▸ EXCERPTED RECORDS:
----

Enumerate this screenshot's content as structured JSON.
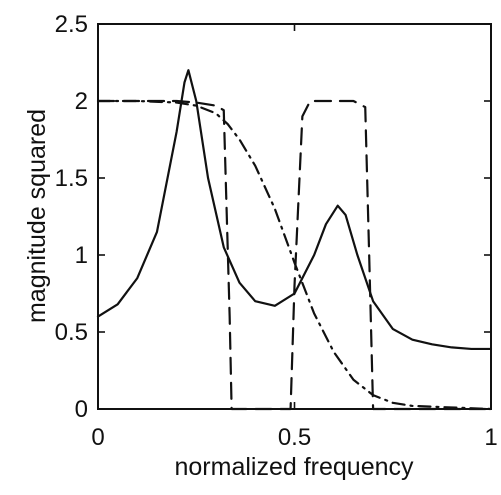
{
  "chart_data": {
    "type": "line",
    "title": "",
    "xlabel": "normalized frequency",
    "ylabel": "magnitude squared",
    "xlim": [
      0,
      1
    ],
    "ylim": [
      0,
      2.5
    ],
    "xticks": [
      "0",
      "0.5",
      "1"
    ],
    "yticks": [
      "0",
      "0.5",
      "1",
      "1.5",
      "2",
      "2.5"
    ],
    "grid": false,
    "legend": "none",
    "series": [
      {
        "style": "solid",
        "color": "#111111",
        "x": [
          0,
          0.05,
          0.1,
          0.15,
          0.2,
          0.22,
          0.23,
          0.25,
          0.28,
          0.32,
          0.36,
          0.4,
          0.45,
          0.5,
          0.55,
          0.58,
          0.61,
          0.63,
          0.66,
          0.7,
          0.75,
          0.8,
          0.85,
          0.9,
          0.95,
          1.0
        ],
        "y": [
          0.6,
          0.68,
          0.85,
          1.15,
          1.8,
          2.12,
          2.2,
          2.0,
          1.5,
          1.05,
          0.82,
          0.7,
          0.67,
          0.75,
          1.0,
          1.2,
          1.32,
          1.26,
          1.0,
          0.7,
          0.52,
          0.45,
          0.42,
          0.4,
          0.39,
          0.39
        ]
      },
      {
        "style": "dashed",
        "color": "#111111",
        "x": [
          0,
          0.05,
          0.1,
          0.15,
          0.2,
          0.25,
          0.3,
          0.32,
          0.335,
          0.34,
          0.45,
          0.49,
          0.5,
          0.52,
          0.54,
          0.6,
          0.65,
          0.68,
          0.69,
          0.7,
          0.75,
          0.8,
          0.85,
          0.9,
          0.95,
          1.0
        ],
        "y": [
          2.0,
          2.0,
          2.0,
          2.0,
          2.0,
          1.99,
          1.97,
          1.94,
          0.6,
          0.0,
          0.0,
          0.0,
          0.8,
          1.9,
          2.0,
          2.0,
          2.0,
          1.96,
          1.0,
          0.0,
          0.0,
          0.0,
          0.0,
          0.0,
          0.0,
          0.0
        ]
      },
      {
        "style": "dashdot",
        "color": "#111111",
        "x": [
          0,
          0.1,
          0.2,
          0.25,
          0.3,
          0.33,
          0.36,
          0.4,
          0.45,
          0.5,
          0.55,
          0.6,
          0.65,
          0.7,
          0.75,
          0.8,
          0.9,
          1.0
        ],
        "y": [
          2.0,
          2.0,
          1.99,
          1.97,
          1.92,
          1.85,
          1.75,
          1.58,
          1.3,
          0.95,
          0.62,
          0.37,
          0.19,
          0.09,
          0.04,
          0.02,
          0.01,
          0.0
        ]
      }
    ]
  }
}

----

▸ WORK TO BE COMPLETED: Pull out each line of the entries that contains "style".

▸ TASK RESPONSE:
        "style": "solid",
        "style": "dashed",
        "style": "dashdot",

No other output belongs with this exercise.